■ Description of the task ■
Pull out the lines of the records from the very first one through the line containing "y-tick-label: 5,00: [27, 125, 60, 143]", including both ends, and reproduce them word for word.

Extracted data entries
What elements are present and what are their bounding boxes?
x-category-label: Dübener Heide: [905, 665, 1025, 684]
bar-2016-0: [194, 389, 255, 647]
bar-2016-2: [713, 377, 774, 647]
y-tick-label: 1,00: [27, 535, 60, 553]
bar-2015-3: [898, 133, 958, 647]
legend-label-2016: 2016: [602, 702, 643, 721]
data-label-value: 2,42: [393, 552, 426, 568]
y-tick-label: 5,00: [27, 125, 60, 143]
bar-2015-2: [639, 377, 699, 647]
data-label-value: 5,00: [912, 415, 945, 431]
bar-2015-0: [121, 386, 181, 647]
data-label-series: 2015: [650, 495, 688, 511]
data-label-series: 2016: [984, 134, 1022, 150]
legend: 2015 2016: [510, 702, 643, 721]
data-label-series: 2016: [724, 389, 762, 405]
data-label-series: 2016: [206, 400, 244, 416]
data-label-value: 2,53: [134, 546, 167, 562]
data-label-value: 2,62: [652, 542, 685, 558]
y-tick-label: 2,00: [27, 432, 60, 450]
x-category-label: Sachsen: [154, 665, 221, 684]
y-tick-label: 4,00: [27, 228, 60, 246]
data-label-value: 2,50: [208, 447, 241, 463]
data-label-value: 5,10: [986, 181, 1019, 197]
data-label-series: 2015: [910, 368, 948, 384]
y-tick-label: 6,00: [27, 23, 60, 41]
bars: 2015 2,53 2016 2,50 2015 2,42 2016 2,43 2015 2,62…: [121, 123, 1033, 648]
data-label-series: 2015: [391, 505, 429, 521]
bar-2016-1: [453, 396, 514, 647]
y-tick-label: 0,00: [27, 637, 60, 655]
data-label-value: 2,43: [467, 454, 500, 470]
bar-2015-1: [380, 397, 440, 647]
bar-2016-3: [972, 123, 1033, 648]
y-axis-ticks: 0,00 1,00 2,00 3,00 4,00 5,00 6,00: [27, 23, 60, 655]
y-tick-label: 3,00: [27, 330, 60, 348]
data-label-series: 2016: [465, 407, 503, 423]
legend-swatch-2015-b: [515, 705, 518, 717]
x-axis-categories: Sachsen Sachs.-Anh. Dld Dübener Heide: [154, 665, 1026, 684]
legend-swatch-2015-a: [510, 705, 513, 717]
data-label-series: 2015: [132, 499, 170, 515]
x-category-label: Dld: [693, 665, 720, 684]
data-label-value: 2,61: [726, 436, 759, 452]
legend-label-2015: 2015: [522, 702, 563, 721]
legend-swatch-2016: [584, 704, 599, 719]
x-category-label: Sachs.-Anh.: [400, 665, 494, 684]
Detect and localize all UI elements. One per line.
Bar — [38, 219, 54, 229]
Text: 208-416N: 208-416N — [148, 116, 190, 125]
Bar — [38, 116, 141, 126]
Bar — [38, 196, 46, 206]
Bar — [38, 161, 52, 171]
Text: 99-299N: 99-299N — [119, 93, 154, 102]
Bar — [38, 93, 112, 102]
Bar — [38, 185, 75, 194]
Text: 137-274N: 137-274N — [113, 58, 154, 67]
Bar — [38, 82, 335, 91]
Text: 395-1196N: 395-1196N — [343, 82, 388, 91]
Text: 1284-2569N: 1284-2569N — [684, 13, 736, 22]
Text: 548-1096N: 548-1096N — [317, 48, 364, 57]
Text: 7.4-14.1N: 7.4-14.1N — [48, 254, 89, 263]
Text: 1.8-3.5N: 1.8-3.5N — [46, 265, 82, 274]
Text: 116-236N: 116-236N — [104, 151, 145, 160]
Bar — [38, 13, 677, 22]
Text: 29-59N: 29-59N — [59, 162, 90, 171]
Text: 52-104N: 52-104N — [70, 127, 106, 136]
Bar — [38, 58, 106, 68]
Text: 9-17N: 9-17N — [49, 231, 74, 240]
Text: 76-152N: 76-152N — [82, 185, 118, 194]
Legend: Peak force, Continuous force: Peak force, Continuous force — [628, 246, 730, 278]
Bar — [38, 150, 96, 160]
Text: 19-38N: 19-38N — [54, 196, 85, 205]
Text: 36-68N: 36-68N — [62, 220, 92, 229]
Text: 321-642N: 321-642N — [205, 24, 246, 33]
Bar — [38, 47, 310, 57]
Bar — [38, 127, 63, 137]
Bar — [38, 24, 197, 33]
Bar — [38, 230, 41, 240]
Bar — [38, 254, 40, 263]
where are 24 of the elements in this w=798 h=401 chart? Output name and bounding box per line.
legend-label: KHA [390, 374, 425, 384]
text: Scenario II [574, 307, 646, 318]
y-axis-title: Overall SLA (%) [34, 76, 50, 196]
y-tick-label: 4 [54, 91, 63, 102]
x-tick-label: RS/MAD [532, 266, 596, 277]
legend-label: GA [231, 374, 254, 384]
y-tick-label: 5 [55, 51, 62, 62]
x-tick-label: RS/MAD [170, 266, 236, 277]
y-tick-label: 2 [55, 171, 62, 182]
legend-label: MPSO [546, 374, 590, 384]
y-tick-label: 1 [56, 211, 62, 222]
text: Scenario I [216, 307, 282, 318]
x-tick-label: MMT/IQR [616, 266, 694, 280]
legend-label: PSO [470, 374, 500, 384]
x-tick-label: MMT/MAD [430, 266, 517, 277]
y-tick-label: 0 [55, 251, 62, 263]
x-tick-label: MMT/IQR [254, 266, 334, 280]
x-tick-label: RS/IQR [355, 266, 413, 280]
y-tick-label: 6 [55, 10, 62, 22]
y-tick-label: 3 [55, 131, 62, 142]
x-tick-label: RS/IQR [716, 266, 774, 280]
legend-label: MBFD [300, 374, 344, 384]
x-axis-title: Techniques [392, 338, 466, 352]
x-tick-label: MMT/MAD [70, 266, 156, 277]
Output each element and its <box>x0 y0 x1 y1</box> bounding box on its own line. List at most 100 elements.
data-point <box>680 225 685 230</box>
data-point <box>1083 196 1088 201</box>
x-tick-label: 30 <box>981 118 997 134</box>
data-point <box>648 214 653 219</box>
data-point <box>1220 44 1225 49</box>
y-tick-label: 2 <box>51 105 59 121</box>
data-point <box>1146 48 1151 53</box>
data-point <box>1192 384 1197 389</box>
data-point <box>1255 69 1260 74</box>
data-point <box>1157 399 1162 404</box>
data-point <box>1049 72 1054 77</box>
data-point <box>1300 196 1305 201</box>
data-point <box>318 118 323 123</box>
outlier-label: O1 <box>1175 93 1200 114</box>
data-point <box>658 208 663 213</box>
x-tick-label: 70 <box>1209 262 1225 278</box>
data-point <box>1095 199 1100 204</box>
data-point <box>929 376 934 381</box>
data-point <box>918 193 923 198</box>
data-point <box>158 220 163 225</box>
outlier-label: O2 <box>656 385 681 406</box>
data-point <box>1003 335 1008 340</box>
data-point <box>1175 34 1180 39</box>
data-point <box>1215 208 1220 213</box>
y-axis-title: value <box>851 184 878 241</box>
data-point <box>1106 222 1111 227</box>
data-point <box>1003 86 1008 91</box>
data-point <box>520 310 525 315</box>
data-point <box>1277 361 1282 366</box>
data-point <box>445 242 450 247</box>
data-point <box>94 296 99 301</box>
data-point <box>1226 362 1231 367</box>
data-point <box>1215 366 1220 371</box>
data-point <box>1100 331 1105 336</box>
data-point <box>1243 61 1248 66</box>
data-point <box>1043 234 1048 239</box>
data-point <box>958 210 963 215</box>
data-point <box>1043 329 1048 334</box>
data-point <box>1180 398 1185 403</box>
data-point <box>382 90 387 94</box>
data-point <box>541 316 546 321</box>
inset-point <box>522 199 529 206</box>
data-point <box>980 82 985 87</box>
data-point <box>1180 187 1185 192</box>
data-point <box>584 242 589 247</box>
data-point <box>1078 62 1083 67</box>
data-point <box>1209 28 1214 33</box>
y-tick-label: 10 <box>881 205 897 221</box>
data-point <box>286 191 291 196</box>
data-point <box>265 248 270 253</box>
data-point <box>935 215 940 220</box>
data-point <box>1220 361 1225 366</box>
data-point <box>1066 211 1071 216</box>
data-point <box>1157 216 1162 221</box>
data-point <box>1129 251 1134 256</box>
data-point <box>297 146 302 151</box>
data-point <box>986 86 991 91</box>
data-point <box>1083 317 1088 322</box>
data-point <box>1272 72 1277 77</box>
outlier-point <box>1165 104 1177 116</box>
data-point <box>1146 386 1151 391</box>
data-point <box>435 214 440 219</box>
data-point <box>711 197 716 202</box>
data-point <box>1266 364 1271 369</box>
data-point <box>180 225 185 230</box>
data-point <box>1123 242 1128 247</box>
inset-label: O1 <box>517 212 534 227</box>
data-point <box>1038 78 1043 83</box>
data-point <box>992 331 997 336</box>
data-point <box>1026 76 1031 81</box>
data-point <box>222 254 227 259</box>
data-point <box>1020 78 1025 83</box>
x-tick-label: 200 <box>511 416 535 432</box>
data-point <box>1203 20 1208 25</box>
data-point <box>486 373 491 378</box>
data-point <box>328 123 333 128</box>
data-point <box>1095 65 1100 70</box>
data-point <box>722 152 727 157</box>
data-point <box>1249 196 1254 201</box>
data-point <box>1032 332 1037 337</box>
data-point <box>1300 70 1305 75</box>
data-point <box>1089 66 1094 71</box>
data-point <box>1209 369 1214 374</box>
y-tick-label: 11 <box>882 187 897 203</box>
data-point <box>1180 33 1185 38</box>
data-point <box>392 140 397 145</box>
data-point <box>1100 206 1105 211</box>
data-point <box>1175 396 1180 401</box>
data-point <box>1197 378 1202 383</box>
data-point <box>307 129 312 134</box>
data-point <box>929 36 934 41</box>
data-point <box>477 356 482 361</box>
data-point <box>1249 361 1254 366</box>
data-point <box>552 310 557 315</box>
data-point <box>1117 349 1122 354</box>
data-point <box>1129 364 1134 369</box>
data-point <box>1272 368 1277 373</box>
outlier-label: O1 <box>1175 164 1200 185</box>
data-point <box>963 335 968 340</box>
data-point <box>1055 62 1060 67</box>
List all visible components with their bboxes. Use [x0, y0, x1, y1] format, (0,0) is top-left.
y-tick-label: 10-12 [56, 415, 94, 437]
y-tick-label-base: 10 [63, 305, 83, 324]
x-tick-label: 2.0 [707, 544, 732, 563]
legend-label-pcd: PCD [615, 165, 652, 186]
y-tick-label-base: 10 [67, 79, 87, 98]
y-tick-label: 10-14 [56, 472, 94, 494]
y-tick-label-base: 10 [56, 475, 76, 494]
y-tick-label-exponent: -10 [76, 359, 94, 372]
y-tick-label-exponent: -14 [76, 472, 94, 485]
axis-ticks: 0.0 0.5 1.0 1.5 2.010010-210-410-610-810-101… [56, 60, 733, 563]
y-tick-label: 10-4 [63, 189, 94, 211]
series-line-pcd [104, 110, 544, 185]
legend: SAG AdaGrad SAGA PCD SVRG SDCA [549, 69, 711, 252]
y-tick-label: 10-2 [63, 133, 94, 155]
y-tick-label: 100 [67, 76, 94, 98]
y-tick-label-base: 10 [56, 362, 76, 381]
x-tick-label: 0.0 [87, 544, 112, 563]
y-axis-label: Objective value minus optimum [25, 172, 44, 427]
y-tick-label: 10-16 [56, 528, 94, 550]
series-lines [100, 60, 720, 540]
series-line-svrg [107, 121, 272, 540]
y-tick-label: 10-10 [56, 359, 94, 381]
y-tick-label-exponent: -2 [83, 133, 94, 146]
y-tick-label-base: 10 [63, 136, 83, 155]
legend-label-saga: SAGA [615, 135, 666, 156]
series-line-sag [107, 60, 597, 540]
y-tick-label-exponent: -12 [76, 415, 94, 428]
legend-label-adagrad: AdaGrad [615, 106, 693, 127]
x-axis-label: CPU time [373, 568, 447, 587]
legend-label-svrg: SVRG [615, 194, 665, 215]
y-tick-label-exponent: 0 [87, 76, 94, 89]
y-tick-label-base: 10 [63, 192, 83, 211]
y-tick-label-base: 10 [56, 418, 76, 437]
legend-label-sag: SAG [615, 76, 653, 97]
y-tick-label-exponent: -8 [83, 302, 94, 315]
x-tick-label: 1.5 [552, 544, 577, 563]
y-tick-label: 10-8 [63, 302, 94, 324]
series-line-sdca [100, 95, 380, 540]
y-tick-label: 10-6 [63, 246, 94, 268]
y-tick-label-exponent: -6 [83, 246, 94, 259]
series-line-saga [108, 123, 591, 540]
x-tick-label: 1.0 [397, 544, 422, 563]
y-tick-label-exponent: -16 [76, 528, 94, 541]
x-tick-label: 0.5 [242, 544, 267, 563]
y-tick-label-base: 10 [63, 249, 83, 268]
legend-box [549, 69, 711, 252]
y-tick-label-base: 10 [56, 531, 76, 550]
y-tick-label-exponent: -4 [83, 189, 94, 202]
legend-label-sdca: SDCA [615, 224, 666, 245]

■ The completed task ■
What elements are present and what are their bounding boxes?
x-category-label: Dübener Heide: [905, 665, 1025, 684]
bar-2016-0: [194, 389, 255, 647]
bar-2016-2: [713, 377, 774, 647]
y-tick-label: 1,00: [27, 535, 60, 553]
bar-2015-3: [898, 133, 958, 647]
legend-label-2016: 2016: [602, 702, 643, 721]
data-label-value: 2,42: [393, 552, 426, 568]
y-tick-label: 5,00: [27, 125, 60, 143]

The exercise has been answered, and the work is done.